[Lines of data]
******************************

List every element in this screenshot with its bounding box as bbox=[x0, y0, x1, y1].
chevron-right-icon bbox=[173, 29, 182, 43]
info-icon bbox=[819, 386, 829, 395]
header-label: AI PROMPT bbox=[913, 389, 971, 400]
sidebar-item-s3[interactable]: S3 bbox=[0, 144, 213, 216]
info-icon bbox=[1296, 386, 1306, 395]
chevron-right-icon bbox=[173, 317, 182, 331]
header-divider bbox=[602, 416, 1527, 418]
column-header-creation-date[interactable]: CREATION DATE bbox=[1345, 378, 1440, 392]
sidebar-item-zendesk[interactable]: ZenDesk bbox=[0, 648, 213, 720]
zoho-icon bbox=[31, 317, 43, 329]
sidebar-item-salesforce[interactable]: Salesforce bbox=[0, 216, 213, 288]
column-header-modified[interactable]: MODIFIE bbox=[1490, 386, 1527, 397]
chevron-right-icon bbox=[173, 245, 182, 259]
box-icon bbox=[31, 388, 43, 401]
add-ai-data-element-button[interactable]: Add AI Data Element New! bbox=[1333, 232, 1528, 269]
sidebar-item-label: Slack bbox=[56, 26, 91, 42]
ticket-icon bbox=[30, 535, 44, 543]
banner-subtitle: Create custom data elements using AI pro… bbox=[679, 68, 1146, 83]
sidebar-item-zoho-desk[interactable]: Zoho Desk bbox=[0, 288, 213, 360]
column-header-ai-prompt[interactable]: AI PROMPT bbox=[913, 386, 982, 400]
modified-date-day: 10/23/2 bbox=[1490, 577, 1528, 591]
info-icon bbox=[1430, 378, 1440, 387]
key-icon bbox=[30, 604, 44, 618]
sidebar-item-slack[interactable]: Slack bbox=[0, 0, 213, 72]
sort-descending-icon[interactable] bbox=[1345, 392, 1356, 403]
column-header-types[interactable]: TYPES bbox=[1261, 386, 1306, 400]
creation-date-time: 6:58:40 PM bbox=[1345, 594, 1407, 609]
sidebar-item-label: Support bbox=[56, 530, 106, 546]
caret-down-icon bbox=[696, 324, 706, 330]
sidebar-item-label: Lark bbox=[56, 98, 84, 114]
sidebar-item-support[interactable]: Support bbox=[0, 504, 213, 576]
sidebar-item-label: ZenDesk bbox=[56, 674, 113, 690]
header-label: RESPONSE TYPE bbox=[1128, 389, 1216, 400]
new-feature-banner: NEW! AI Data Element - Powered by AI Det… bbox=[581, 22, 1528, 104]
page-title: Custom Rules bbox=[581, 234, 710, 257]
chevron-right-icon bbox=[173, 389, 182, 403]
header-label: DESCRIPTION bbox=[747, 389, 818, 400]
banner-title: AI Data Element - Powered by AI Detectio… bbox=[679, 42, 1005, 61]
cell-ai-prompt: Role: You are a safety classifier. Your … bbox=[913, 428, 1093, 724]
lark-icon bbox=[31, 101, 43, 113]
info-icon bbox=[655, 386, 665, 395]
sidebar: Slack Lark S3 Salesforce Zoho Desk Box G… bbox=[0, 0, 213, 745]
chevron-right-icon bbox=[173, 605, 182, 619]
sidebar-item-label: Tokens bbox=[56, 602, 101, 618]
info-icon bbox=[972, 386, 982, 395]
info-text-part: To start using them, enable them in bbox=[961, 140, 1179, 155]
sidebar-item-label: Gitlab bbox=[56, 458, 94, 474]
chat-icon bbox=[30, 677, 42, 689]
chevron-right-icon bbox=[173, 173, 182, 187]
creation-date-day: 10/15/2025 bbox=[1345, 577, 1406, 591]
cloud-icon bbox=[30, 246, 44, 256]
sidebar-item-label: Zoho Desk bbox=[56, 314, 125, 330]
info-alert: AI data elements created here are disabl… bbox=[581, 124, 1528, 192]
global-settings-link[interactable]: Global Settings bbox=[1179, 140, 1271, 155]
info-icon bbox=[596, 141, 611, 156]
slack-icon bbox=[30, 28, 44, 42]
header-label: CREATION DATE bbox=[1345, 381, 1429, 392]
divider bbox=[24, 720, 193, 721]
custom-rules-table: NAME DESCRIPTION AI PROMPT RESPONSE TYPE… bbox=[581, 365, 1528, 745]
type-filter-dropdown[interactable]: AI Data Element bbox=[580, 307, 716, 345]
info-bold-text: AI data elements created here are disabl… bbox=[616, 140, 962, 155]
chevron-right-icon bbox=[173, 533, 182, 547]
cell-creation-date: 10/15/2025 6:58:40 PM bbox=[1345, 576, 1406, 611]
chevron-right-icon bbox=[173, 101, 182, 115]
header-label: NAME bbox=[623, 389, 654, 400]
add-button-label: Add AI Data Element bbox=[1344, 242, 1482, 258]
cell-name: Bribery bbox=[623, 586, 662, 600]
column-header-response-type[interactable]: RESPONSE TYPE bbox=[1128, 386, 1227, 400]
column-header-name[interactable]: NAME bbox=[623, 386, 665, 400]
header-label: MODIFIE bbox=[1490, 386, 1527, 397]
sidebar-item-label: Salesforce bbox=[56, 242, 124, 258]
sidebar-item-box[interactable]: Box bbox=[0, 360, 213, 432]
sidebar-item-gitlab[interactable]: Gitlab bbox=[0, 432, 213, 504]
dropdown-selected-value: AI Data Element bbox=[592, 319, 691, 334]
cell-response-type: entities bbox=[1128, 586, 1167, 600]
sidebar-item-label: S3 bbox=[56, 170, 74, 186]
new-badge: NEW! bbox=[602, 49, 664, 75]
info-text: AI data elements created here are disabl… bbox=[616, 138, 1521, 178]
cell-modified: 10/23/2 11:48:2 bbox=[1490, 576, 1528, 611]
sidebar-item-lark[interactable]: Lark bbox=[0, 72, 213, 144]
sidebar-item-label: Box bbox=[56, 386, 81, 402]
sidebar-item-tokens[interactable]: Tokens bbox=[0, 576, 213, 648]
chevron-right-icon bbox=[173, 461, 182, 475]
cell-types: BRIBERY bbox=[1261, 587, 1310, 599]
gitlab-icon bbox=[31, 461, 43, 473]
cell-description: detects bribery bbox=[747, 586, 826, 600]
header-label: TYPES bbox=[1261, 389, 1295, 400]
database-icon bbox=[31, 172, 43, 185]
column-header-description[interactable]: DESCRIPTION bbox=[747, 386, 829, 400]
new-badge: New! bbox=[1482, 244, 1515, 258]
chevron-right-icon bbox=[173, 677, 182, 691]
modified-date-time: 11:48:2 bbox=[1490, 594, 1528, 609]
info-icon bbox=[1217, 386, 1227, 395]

******************************

● Required work: Format every line of the entries above as a JSON list of strings, with one string per line and blank lines left out.

● Result below:
[
  "List every element in this screenshot with its bounding box as bbox=[x0, y0, x1, y1].",
  "chevron-right-icon bbox=[173, 29, 182, 43]",
  "info-icon bbox=[819, 386, 829, 395]",
  "header-label: AI PROMPT bbox=[913, 389, 971, 400]",
  "sidebar-item-s3[interactable]: S3 bbox=[0, 144, 213, 216]",
  "info-icon bbox=[1296, 386, 1306, 395]",
  "chevron-right-icon bbox=[173, 317, 182, 331]",
  "header-divider bbox=[602, 416, 1527, 418]",
  "column-header-creation-date[interactable]: CREATION DATE bbox=[1345, 378, 1440, 392]",
  "sidebar-item-zendesk[interactable]: ZenDesk bbox=[0, 648, 213, 720]",
  "zoho-icon bbox=[31, 317, 43, 329]",
  "sidebar-item-salesforce[interactable]: Salesforce bbox=[0, 216, 213, 288]",
  "column-header-modified[interactable]: MODIFIE bbox=[1490, 386, 1527, 397]",
  "chevron-right-icon bbox=[173, 245, 182, 259]",
  "box-icon bbox=[31, 388, 43, 401]",
  "add-ai-data-element-button[interactable]: Add AI Data Element New! bbox=[1333, 232, 1528, 269]",
  "sidebar-item-label: Slack bbox=[56, 26, 91, 42]",
  "ticket-icon bbox=[30, 535, 44, 543]",
  "banner-subtitle: Create custom data elements using AI pro… bbox=[679, 68, 1146, 83]",
  "sidebar-item-zoho-desk[interactable]: Zoho Desk bbox=[0, 288, 213, 360]",
  "column-header-ai-prompt[interactable]: AI PROMPT bbox=[913, 386, 982, 400]",
  "modified-date-day: 10/23/2 bbox=[1490, 577, 1528, 591]",
  "info-icon bbox=[1430, 378, 1440, 387]",
  "key-icon bbox=[30, 604, 44, 618]",
  "sidebar-item-slack[interactable]: Slack bbox=[0, 0, 213, 72]",
  "sort-descending-icon[interactable] bbox=[1345, 392, 1356, 403]",
  "column-header-types[interactable]: TYPES bbox=[1261, 386, 1306, 400]",
  "creation-date-time: 6:58:40 PM bbox=[1345, 594, 1407, 609]",
  "sidebar-item-label: Support bbox=[56, 530, 106, 546]",
  "caret-down-icon bbox=[696, 324, 706, 330]",
  "sidebar-item-label: Lark bbox=[56, 98, 84, 114]",
  "sidebar-item-support[interactable]: Support bbox=[0, 504, 213, 576]",
  "sidebar-item-label: ZenDesk bbox=[56, 674, 113, 690]",
  "header-label: RESPONSE TYPE bbox=[1128, 389, 1216, 400]",
  "new-feature-banner: NEW! AI Data Element - Powered by AI Det… bbox=[581, 22, 1528, 104]",
  "page-title: Custom Rules bbox=[581, 234, 710, 257]",
  "chevron-right-icon bbox=[173, 389, 182, 403]",
  "header-label: DESCRIPTION bbox=[747, 389, 818, 400]",
  "banner-title: AI Data Element - Powered by AI Detectio… bbox=[679, 42, 1005, 61]",
  "cell-ai-prompt: Role: You are a safety classifier. Your … bbox=[913, 428, 1093, 724]",
  "lark-icon bbox=[31, 101, 43, 113]",
  "info-icon bbox=[655, 386, 665, 395]",
  "sidebar: Slack Lark S3 Salesforce Zoho Desk Box G… bbox=[0, 0, 213, 745]",
  "chevron-right-icon bbox=[173, 605, 182, 619]",
  "sidebar-item-label: Tokens bbox=[56, 602, 101, 618]",
  "info-icon bbox=[972, 386, 982, 395]",
  "info-text-part: To start using them, enable them in bbox=[961, 140, 1179, 155]",
  "sidebar-item-label: Gitlab bbox=[56, 458, 94, 474]",
  "chat-icon bbox=[30, 677, 42, 689]",
  "chevron-right-icon bbox=[173, 173, 182, 187]",
  "creation-date-day: 10/15/2025 bbox=[1345, 577, 1406, 591]",
  "cloud-icon bbox=[30, 246, 44, 256]",
  "sidebar-item-label: Zoho Desk bbox=[56, 314, 125, 330]",
  "info-alert: AI data elements created here are disabl… bbox=[581, 124, 1528, 192]",
  "global-settings-link[interactable]: Global Settings bbox=[1179, 140, 1271, 155]",
  "info-icon bbox=[596, 141, 611, 156]",
  "slack-icon bbox=[30, 28, 44, 42]",
  "header-label: CREATION DATE bbox=[1345, 381, 1429, 392]",
  "divider bbox=[24, 720, 193, 721]",
  "custom-rules-table: NAME DESCRIPTION AI PROMPT RESPONSE TYPE… bbox=[581, 365, 1528, 745]",
  "type-filter-dropdown[interactable]: AI Data Element bbox=[580, 307, 716, 345]",
  "info-bold-text: AI data elements created here are disabl… bbox=[616, 140, 962, 155]",
  "chevron-right-icon bbox=[173, 533, 182, 547]",
  "cell-creation-date: 10/15/2025 6:58:40 PM bbox=[1345, 576, 1406, 611]",
  "chevron-right-icon bbox=[173, 101, 182, 115]",
  "header-label: NAME bbox=[623, 389, 654, 400]",
  "add-button-label: Add AI Data Element bbox=[1344, 242, 1482, 258]",
  "cell-name: Bribery bbox=[623, 586, 662, 600]",
  "column-header-response-type[interactable]: RESPONSE TYPE bbox=[1128, 386, 1227, 400]",
  "column-header-name[interactable]: NAME bbox=[623, 386, 665, 400]",
  "header-label: MODIFIE bbox=[1490, 386, 1527, 397]",
  "sidebar-item-label: Salesforce bbox=[56, 242, 124, 258]",
  "sidebar-item-box[interactable]: Box bbox=[0, 360, 213, 432]",
  "sidebar-item-gitlab[interactable]: Gitlab bbox=[0, 432, 213, 504]",
  "dropdown-selected-value: AI Data Element bbox=[592, 319, 691, 334]",
  "cell-response-type: entities bbox=[1128, 586, 1167, 600]",
  "sidebar-item-label: S3 bbox=[56, 170, 74, 186]",
  "new-badge: NEW! bbox=[602, 49, 664, 75]",
  "info-text: AI data elements created here are disabl… bbox=[616, 138, 1521, 178]",
  "cell-modified: 10/23/2 11:48:2 bbox=[1490, 576, 1528, 611]",
  "sidebar-item-lark[interactable]: Lark bbox=[0, 72, 213, 144]",
  "sidebar-item-label: Box bbox=[56, 386, 81, 402]",
  "sidebar-item-tokens[interactable]: Tokens bbox=[0, 576, 213, 648]",
  "chevron-right-icon bbox=[173, 461, 182, 475]",
  "cell-types: BRIBERY bbox=[1261, 587, 1310, 599]",
  "gitlab-icon bbox=[31, 461, 43, 473]",
  "cell-description: detects bribery bbox=[747, 586, 826, 600]",
  "header-label: TYPES bbox=[1261, 389, 1295, 400]",
  "database-icon bbox=[31, 172, 43, 185]",
  "column-header-description[interactable]: DESCRIPTION bbox=[747, 386, 829, 400]",
  "new-badge: New! bbox=[1482, 244, 1515, 258]",
  "chevron-right-icon bbox=[173, 677, 182, 691]",
  "modified-date-time: 11:48:2 bbox=[1490, 594, 1528, 609]",
  "info-icon bbox=[1217, 386, 1227, 395]"
]